Answer with one number: how many lines hold "name".

[Extracted data entries]
════════════════════

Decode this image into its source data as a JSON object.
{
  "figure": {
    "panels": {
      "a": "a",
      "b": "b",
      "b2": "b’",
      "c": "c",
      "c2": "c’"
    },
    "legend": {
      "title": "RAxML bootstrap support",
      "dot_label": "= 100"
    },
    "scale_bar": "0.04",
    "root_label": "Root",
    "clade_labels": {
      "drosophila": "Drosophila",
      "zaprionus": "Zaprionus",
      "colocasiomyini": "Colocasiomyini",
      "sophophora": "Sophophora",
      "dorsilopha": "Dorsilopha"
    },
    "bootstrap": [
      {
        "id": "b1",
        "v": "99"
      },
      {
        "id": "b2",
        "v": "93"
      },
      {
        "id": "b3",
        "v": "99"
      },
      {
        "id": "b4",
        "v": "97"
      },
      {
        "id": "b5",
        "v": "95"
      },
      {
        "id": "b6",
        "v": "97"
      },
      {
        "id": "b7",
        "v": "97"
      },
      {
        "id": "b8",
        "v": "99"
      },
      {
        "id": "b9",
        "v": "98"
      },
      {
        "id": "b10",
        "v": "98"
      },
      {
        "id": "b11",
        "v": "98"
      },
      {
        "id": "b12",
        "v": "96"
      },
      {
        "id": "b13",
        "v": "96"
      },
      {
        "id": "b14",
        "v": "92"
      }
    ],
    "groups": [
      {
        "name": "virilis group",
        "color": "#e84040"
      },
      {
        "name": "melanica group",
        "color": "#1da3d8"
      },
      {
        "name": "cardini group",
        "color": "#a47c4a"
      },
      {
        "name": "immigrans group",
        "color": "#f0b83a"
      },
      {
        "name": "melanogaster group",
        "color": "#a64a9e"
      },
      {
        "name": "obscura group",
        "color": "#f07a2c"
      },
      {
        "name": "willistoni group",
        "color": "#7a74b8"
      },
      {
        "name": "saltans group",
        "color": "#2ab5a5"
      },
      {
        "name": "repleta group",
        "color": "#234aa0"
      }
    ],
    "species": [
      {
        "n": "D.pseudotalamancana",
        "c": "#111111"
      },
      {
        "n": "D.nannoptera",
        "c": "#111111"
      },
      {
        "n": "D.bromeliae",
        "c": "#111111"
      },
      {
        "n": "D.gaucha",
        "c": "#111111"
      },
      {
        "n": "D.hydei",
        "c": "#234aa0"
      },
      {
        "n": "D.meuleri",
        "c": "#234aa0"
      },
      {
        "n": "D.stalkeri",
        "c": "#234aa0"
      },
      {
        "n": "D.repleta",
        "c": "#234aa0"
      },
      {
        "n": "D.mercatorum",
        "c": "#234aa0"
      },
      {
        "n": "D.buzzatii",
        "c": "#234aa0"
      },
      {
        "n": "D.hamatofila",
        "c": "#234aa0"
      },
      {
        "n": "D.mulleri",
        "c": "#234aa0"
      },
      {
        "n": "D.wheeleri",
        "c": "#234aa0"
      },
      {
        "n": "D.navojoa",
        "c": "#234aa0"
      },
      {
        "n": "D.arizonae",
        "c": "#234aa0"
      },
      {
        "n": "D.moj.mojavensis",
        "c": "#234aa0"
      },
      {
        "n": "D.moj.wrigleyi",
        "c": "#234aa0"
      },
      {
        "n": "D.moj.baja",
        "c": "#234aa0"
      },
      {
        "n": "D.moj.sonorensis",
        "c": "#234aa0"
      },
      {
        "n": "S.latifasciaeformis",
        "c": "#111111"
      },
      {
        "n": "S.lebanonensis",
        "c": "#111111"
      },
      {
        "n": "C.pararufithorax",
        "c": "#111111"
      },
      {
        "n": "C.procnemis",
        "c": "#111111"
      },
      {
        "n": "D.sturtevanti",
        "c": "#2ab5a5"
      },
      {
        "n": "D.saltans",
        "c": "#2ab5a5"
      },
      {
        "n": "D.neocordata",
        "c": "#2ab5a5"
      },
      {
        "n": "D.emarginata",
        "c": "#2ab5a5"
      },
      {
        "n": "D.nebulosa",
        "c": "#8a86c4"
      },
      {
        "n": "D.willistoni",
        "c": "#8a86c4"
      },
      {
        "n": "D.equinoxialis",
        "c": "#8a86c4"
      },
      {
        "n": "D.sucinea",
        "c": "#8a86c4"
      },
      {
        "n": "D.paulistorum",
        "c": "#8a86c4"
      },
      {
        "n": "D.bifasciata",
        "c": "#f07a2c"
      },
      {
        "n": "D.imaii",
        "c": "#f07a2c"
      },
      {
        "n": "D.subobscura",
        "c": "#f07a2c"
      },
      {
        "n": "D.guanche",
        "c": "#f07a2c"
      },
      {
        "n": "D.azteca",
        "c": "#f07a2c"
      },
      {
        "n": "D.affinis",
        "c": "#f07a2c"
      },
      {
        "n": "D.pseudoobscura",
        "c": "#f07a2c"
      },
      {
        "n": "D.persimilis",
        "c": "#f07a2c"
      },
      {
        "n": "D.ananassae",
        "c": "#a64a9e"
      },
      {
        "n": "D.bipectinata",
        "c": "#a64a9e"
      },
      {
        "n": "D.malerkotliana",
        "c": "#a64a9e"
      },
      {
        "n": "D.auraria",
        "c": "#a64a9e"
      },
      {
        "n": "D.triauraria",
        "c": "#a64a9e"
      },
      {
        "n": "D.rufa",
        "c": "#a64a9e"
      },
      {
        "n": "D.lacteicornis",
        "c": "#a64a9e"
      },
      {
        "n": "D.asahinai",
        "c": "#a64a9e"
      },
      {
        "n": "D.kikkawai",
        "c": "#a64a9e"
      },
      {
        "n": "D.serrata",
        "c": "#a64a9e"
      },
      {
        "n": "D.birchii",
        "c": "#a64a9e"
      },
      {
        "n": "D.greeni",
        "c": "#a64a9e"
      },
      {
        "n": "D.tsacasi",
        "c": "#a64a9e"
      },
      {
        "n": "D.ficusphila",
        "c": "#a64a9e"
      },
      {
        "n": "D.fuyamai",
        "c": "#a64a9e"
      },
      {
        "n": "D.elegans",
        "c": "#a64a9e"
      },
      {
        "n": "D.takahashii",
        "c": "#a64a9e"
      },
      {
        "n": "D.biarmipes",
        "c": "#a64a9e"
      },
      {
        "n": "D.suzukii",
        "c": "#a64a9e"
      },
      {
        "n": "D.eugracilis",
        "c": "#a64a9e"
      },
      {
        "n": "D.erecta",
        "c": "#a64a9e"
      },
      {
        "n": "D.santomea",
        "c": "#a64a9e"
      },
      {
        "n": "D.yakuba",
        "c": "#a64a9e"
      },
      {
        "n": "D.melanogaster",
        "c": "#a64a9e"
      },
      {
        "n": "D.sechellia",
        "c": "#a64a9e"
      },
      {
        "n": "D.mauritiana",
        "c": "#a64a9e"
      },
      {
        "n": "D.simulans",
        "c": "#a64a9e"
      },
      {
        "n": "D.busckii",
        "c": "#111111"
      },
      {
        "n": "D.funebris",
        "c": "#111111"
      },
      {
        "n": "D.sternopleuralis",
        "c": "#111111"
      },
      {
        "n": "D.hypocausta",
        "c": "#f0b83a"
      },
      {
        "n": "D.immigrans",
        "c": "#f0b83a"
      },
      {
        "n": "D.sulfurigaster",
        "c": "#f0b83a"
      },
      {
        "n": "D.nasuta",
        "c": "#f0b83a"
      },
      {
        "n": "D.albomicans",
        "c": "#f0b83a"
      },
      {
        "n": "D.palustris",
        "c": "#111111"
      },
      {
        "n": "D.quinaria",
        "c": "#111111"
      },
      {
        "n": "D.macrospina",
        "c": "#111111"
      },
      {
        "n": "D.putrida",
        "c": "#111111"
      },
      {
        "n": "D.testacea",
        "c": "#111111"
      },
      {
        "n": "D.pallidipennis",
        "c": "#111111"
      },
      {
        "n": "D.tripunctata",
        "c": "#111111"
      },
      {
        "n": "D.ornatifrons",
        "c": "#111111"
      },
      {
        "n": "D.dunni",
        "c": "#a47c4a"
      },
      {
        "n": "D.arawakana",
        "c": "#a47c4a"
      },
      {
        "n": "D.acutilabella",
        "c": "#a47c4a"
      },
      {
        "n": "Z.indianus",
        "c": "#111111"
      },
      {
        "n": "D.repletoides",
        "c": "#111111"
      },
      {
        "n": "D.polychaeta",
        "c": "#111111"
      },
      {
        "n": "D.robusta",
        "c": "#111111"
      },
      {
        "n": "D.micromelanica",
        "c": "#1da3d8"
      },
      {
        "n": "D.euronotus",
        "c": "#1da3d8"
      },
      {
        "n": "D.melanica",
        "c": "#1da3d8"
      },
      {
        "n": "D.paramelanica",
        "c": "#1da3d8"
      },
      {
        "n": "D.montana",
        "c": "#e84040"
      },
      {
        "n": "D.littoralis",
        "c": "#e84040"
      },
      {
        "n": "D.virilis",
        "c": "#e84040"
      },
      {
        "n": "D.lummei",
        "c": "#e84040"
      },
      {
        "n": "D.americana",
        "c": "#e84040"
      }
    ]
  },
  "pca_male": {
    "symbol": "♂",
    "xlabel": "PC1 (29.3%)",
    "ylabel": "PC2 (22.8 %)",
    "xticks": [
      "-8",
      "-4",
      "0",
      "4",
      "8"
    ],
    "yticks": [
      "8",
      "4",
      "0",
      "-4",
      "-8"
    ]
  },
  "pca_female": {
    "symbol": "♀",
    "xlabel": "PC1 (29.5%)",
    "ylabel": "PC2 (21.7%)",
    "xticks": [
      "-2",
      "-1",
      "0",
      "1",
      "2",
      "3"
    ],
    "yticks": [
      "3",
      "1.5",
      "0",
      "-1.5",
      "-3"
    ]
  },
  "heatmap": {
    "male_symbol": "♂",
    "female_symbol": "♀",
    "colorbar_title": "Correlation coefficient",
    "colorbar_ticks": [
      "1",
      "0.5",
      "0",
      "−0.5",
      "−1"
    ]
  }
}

════════════════════

### WRITTEN ANSWER
9